- Entries:

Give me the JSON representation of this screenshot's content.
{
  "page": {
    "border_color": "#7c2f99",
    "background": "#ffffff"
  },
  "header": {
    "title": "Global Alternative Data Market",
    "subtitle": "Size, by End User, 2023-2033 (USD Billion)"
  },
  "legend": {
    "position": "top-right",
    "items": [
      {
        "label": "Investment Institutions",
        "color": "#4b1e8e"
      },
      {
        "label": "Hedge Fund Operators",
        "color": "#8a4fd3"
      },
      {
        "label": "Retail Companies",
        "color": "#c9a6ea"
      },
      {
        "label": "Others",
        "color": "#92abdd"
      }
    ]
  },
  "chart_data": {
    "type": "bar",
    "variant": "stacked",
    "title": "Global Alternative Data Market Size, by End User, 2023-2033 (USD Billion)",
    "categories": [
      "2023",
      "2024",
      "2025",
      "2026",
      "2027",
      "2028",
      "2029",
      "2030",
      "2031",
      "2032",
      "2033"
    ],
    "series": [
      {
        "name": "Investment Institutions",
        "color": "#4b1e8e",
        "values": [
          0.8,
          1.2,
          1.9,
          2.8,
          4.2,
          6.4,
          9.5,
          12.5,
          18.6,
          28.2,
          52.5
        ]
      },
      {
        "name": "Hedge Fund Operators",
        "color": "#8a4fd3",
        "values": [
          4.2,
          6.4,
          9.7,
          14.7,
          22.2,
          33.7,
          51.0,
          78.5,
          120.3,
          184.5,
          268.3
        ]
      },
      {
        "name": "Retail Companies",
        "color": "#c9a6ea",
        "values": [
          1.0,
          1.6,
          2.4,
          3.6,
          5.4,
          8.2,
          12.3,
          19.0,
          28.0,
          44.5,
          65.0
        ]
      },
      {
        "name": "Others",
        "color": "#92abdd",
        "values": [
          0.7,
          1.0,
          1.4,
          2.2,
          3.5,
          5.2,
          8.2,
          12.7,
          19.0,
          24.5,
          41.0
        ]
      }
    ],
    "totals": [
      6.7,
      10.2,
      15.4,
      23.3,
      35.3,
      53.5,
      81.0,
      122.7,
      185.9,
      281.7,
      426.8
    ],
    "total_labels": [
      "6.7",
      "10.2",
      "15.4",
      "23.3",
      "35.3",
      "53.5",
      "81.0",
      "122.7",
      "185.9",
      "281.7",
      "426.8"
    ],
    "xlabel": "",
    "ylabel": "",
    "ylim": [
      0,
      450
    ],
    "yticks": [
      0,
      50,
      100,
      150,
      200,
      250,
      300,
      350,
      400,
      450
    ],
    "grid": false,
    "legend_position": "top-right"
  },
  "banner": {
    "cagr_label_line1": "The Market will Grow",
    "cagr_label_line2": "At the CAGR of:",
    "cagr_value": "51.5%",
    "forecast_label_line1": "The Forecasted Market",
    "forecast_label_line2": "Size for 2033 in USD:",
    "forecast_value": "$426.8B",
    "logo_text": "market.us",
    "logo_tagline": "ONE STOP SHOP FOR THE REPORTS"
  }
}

- Exercise: Go through the records and pull out each line that includes the word "Institutions".

- Answer for this exercise:
        "label": "Investment Institutions",
        "name": "Investment Institutions",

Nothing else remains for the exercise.